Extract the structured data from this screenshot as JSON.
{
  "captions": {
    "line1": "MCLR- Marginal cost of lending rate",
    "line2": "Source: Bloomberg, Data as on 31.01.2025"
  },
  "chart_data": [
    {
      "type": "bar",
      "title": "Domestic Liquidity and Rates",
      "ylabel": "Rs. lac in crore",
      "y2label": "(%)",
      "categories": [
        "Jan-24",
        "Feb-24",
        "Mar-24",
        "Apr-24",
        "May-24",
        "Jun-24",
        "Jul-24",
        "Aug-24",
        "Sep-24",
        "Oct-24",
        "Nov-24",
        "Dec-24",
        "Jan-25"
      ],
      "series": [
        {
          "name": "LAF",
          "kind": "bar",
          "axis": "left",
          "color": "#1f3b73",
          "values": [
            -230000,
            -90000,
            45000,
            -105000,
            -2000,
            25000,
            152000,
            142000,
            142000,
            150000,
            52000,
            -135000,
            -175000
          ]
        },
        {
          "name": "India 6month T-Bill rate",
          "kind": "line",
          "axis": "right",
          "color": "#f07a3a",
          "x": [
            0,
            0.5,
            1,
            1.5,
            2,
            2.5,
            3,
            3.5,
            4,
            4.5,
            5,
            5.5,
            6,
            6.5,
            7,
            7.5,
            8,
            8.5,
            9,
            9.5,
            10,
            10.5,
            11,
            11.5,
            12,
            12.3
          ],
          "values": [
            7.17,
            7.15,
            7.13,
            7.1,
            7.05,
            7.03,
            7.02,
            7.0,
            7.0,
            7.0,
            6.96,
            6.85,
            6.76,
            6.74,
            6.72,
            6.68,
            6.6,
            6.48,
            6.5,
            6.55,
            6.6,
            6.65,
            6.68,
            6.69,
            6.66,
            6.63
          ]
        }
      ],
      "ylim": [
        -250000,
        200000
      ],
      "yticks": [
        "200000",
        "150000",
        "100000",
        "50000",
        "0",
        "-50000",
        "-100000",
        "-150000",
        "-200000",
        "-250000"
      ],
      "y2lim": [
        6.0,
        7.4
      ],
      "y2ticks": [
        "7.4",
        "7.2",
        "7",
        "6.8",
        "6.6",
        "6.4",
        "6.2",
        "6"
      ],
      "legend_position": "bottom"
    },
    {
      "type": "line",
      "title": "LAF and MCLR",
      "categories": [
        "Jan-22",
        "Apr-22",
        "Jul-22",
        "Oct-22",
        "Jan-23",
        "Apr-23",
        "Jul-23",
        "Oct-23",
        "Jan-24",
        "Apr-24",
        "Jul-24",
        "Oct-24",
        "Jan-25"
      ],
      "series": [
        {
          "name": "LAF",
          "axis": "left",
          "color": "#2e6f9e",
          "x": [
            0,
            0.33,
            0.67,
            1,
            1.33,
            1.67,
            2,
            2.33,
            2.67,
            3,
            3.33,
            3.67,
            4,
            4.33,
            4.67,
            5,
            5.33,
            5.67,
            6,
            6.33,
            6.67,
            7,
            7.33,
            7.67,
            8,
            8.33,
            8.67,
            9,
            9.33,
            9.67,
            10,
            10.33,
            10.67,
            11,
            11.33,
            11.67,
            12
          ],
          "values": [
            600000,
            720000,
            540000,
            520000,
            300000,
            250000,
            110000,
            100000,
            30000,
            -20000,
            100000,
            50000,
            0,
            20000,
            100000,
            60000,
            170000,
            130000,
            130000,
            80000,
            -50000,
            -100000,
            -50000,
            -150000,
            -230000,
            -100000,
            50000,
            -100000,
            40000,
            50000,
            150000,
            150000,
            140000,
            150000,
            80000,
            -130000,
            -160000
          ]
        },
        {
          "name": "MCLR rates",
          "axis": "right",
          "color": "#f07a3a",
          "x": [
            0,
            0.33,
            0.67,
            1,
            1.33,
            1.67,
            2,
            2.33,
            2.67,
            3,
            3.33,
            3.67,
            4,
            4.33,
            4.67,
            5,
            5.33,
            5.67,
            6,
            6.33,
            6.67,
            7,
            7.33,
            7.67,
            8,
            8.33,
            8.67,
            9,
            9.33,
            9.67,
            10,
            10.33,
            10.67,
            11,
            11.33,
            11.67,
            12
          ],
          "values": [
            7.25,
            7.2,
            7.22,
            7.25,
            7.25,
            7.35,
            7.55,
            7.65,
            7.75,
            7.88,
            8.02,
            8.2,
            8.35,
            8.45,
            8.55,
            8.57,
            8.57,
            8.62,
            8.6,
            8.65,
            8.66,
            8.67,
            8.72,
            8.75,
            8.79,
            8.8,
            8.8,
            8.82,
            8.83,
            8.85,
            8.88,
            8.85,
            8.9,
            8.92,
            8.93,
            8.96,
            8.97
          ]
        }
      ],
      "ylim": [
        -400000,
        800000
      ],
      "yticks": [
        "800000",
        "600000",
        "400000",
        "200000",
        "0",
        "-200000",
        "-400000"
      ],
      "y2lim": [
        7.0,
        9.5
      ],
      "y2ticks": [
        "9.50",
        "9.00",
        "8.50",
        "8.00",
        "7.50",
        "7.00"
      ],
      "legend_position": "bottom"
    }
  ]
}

+--

Restate the data above word for word, please.

Extract the structured data from this screenshot as JSON.
{
  "captions": {
    "line1": "MCLR- Marginal cost of lending rate",
    "line2": "Source: Bloomberg, Data as on 31.01.2025"
  },
  "chart_data": [
    {
      "type": "bar",
      "title": "Domestic Liquidity and Rates",
      "ylabel": "Rs. lac in crore",
      "y2label": "(%)",
      "categories": [
        "Jan-24",
        "Feb-24",
        "Mar-24",
        "Apr-24",
        "May-24",
        "Jun-24",
        "Jul-24",
        "Aug-24",
        "Sep-24",
        "Oct-24",
        "Nov-24",
        "Dec-24",
        "Jan-25"
      ],
      "series": [
        {
          "name": "LAF",
          "kind": "bar",
          "axis": "left",
          "color": "#1f3b73",
          "values": [
            -230000,
            -90000,
            45000,
            -105000,
            -2000,
            25000,
            152000,
            142000,
            142000,
            150000,
            52000,
            -135000,
            -175000
          ]
        },
        {
          "name": "India 6month T-Bill rate",
          "kind": "line",
          "axis": "right",
          "color": "#f07a3a",
          "x": [
            0,
            0.5,
            1,
            1.5,
            2,
            2.5,
            3,
            3.5,
            4,
            4.5,
            5,
            5.5,
            6,
            6.5,
            7,
            7.5,
            8,
            8.5,
            9,
            9.5,
            10,
            10.5,
            11,
            11.5,
            12,
            12.3
          ],
          "values": [
            7.17,
            7.15,
            7.13,
            7.1,
            7.05,
            7.03,
            7.02,
            7.0,
            7.0,
            7.0,
            6.96,
            6.85,
            6.76,
            6.74,
            6.72,
            6.68,
            6.6,
            6.48,
            6.5,
            6.55,
            6.6,
            6.65,
            6.68,
            6.69,
            6.66,
            6.63
          ]
        }
      ],
      "ylim": [
        -250000,
        200000
      ],
      "yticks": [
        "200000",
        "150000",
        "100000",
        "50000",
        "0",
        "-50000",
        "-100000",
        "-150000",
        "-200000",
        "-250000"
      ],
      "y2lim": [
        6.0,
        7.4
      ],
      "y2ticks": [
        "7.4",
        "7.2",
        "7",
        "6.8",
        "6.6",
        "6.4",
        "6.2",
        "6"
      ],
      "legend_position": "bottom"
    },
    {
      "type": "line",
      "title": "LAF and MCLR",
      "categories": [
        "Jan-22",
        "Apr-22",
        "Jul-22",
        "Oct-22",
        "Jan-23",
        "Apr-23",
        "Jul-23",
        "Oct-23",
        "Jan-24",
        "Apr-24",
        "Jul-24",
        "Oct-24",
        "Jan-25"
      ],
      "series": [
        {
          "name": "LAF",
          "axis": "left",
          "color": "#2e6f9e",
          "x": [
            0,
            0.33,
            0.67,
            1,
            1.33,
            1.67,
            2,
            2.33,
            2.67,
            3,
            3.33,
            3.67,
            4,
            4.33,
            4.67,
            5,
            5.33,
            5.67,
            6,
            6.33,
            6.67,
            7,
            7.33,
            7.67,
            8,
            8.33,
            8.67,
            9,
            9.33,
            9.67,
            10,
            10.33,
            10.67,
            11,
            11.33,
            11.67,
            12
          ],
          "values": [
            600000,
            720000,
            540000,
            520000,
            300000,
            250000,
            110000,
            100000,
            30000,
            -20000,
            100000,
            50000,
            0,
            20000,
            100000,
            60000,
            170000,
            130000,
            130000,
            80000,
            -50000,
            -100000,
            -50000,
            -150000,
            -230000,
            -100000,
            50000,
            -100000,
            40000,
            50000,
            150000,
            150000,
            140000,
            150000,
            80000,
            -130000,
            -160000
          ]
        },
        {
          "name": "MCLR rates",
          "axis": "right",
          "color": "#f07a3a",
          "x": [
            0,
            0.33,
            0.67,
            1,
            1.33,
            1.67,
            2,
            2.33,
            2.67,
            3,
            3.33,
            3.67,
            4,
            4.33,
            4.67,
            5,
            5.33,
            5.67,
            6,
            6.33,
            6.67,
            7,
            7.33,
            7.67,
            8,
            8.33,
            8.67,
            9,
            9.33,
            9.67,
            10,
            10.33,
            10.67,
            11,
            11.33,
            11.67,
            12
          ],
          "values": [
            7.25,
            7.2,
            7.22,
            7.25,
            7.25,
            7.35,
            7.55,
            7.65,
            7.75,
            7.88,
            8.02,
            8.2,
            8.35,
            8.45,
            8.55,
            8.57,
            8.57,
            8.62,
            8.6,
            8.65,
            8.66,
            8.67,
            8.72,
            8.75,
            8.79,
            8.8,
            8.8,
            8.82,
            8.83,
            8.85,
            8.88,
            8.85,
            8.9,
            8.92,
            8.93,
            8.96,
            8.97
          ]
        }
      ],
      "ylim": [
        -400000,
        800000
      ],
      "yticks": [
        "800000",
        "600000",
        "400000",
        "200000",
        "0",
        "-200000",
        "-400000"
      ],
      "y2lim": [
        7.0,
        9.5
      ],
      "y2ticks": [
        "9.50",
        "9.00",
        "8.50",
        "8.00",
        "7.50",
        "7.00"
      ],
      "legend_position": "bottom"
    }
  ]
}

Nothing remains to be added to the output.